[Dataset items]
***
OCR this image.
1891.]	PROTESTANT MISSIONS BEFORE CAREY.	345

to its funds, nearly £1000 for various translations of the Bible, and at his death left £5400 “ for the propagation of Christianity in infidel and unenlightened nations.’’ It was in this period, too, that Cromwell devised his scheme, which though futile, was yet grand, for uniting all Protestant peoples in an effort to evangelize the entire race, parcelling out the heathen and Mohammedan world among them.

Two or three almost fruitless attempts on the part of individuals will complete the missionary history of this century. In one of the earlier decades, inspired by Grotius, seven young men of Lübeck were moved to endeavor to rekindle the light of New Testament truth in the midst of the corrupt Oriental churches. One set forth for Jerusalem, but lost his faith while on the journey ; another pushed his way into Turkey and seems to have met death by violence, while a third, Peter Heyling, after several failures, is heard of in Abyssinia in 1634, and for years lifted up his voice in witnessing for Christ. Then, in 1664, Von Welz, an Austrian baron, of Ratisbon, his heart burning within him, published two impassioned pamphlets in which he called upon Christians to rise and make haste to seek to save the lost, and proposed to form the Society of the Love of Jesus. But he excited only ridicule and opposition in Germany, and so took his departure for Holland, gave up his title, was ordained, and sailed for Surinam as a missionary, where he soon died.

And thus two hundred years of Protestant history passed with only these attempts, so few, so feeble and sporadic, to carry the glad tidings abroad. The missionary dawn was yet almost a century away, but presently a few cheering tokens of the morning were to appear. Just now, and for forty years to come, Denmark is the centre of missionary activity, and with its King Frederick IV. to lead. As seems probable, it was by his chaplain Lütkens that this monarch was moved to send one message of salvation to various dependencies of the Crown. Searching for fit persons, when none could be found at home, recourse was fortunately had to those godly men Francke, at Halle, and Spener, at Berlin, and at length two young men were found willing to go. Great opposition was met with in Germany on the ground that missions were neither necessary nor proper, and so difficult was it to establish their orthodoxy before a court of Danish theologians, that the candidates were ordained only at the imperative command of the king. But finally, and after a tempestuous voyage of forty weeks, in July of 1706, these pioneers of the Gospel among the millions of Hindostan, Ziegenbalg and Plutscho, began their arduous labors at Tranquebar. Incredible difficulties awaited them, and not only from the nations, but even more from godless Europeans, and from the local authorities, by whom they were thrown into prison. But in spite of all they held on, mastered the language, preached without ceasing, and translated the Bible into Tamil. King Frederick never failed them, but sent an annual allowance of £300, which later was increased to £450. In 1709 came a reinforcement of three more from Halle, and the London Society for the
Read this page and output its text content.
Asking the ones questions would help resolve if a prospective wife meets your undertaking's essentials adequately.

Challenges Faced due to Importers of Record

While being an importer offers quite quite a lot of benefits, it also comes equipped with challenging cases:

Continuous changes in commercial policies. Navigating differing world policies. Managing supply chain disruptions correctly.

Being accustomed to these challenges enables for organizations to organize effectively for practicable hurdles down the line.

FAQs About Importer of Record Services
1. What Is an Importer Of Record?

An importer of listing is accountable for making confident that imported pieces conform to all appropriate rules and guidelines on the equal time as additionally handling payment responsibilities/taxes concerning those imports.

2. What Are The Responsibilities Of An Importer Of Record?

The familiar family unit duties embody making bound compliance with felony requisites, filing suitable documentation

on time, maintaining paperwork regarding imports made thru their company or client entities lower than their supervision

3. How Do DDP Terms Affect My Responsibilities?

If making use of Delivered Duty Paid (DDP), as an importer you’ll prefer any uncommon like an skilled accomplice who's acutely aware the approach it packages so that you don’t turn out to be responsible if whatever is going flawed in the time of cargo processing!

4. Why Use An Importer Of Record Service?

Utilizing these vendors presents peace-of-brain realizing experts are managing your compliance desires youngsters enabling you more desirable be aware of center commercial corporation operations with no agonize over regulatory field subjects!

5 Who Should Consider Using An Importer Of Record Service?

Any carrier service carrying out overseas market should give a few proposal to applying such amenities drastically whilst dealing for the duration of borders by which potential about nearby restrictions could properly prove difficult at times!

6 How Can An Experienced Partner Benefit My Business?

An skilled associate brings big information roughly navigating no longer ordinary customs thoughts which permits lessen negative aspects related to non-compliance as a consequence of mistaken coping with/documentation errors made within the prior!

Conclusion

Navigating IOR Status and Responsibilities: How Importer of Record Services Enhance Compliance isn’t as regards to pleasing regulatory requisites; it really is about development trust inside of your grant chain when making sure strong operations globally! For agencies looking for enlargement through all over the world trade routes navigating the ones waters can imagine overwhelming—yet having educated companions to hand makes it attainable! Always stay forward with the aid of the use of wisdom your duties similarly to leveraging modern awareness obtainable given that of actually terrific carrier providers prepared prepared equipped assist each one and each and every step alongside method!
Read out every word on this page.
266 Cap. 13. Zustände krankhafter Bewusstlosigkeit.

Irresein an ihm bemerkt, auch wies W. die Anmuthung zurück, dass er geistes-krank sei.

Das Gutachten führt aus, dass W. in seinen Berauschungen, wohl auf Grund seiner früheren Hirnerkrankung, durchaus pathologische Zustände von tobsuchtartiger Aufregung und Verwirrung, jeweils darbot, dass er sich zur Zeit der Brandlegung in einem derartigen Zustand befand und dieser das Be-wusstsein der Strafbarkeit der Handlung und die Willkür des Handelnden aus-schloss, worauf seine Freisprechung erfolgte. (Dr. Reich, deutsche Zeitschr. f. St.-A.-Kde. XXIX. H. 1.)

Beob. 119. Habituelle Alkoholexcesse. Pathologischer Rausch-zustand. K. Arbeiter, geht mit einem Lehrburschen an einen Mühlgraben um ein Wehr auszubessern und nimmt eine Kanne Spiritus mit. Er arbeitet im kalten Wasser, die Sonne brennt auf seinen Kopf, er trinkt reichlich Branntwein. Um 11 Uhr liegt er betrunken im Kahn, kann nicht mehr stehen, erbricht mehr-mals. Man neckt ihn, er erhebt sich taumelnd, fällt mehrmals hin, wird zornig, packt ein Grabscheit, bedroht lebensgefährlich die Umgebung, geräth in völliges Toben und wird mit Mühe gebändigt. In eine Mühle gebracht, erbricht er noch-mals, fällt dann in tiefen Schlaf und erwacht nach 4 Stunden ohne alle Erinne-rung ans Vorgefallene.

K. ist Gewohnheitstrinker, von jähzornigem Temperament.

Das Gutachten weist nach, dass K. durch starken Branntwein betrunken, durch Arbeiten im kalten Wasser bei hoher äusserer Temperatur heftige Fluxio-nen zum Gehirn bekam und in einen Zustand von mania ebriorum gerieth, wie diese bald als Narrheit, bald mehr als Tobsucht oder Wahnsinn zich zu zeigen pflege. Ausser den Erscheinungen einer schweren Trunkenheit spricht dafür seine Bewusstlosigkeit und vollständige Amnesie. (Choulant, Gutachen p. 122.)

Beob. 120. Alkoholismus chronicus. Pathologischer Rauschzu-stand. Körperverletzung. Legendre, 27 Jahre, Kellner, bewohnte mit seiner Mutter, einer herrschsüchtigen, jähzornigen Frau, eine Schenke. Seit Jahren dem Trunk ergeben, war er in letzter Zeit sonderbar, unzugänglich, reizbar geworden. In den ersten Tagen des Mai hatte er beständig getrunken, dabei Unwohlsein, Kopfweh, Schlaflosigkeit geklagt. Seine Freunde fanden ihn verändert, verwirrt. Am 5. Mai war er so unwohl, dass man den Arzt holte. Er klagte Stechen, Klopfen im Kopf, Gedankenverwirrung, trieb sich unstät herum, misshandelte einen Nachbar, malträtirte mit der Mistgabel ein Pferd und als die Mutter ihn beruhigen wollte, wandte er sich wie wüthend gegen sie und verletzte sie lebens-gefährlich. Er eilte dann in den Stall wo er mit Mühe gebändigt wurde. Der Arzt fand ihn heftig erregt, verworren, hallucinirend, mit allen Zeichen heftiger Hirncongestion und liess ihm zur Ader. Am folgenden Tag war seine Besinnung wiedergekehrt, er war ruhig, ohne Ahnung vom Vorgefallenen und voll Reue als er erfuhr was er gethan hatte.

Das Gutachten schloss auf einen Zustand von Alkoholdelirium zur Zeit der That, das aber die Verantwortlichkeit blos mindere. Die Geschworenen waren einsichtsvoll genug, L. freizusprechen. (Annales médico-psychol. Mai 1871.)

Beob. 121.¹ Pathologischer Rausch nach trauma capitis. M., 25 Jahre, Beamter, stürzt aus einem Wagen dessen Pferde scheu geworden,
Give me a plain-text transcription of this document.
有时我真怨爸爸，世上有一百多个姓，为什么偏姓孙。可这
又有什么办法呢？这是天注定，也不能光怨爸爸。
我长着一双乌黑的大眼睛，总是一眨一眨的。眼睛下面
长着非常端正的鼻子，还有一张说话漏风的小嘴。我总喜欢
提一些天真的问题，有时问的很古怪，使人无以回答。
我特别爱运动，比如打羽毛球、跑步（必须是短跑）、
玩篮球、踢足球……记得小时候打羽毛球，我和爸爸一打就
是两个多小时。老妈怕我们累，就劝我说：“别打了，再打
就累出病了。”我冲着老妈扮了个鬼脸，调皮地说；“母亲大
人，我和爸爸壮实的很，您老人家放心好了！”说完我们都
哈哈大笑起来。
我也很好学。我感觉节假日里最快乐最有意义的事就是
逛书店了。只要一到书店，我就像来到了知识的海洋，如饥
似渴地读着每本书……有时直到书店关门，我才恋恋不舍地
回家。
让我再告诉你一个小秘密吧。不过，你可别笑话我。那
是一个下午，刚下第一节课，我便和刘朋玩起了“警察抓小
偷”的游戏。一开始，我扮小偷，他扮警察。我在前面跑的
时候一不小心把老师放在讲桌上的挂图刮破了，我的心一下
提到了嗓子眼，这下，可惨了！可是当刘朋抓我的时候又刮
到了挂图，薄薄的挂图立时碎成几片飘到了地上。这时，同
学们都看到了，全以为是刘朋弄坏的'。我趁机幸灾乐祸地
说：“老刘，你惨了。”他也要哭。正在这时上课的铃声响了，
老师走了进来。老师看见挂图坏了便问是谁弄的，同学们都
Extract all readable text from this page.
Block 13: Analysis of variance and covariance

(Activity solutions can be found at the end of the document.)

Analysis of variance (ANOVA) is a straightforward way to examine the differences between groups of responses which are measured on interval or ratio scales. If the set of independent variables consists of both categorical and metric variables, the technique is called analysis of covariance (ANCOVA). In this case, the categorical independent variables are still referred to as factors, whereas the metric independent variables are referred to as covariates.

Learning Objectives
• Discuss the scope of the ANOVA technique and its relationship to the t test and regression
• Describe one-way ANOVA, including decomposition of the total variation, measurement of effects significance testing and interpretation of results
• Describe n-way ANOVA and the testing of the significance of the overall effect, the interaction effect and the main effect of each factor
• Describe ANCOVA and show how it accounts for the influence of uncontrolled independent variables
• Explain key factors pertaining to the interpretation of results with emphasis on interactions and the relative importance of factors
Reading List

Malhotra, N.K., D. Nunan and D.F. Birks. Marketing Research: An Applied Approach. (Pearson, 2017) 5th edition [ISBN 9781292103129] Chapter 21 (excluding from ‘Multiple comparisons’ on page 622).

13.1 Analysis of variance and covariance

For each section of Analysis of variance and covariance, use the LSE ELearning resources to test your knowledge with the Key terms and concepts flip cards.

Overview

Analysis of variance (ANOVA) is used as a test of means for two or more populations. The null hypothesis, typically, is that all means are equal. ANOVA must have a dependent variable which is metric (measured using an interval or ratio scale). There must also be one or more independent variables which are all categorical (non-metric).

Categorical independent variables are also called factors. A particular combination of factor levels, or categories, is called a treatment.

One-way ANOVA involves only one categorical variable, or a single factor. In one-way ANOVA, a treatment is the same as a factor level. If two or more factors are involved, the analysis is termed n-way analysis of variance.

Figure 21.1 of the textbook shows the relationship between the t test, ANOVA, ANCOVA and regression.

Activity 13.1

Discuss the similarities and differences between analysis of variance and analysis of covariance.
***
**EXERCISE PROMPT**
Pull out every line in the material above where "kalten" occurs.

**CORRECT RESPONSE**
Beob. 119. Habituelle Alkoholexcesse. Pathologischer Rausch-zustand. K. Arbeiter, geht mit einem Lehrburschen an einen Mühlgraben um ein Wehr auszubessern und nimmt eine Kanne Spiritus mit. Er arbeitet im kalten Wasser, die Sonne brennt auf seinen Kopf, er trinkt reichlich Branntwein. Um 11 Uhr liegt er betrunken im Kahn, kann nicht mehr stehen, erbricht mehr-mals. Man neckt ihn, er erhebt sich taumelnd, fällt mehrmals hin, wird zornig, packt ein Grabscheit, bedroht lebensgefährlich die Umgebung, geräth in völliges Toben und wird mit Mühe gebändigt. In eine Mühle gebracht, erbricht er noch-mals, fällt dann in tiefen Schlaf und erwacht nach 4 Stunden ohne alle Erinne-rung ans Vorgefallene.
Das Gutachten weist nach, dass K. durch starken Branntwein betrunken, durch Arbeiten im kalten Wasser bei hoher äusserer Temperatur heftige Fluxio-nen zum Gehirn bekam und in einen Zustand von mania ebriorum gerieth, wie diese bald als Narrheit, bald mehr als Tobsucht oder Wahnsinn zich zu zeigen pflege. Ausser den Erscheinungen einer schweren Trunkenheit spricht dafür seine Bewusstlosigkeit und vollständige Amnesie. (Choulant, Gutachen p. 122.)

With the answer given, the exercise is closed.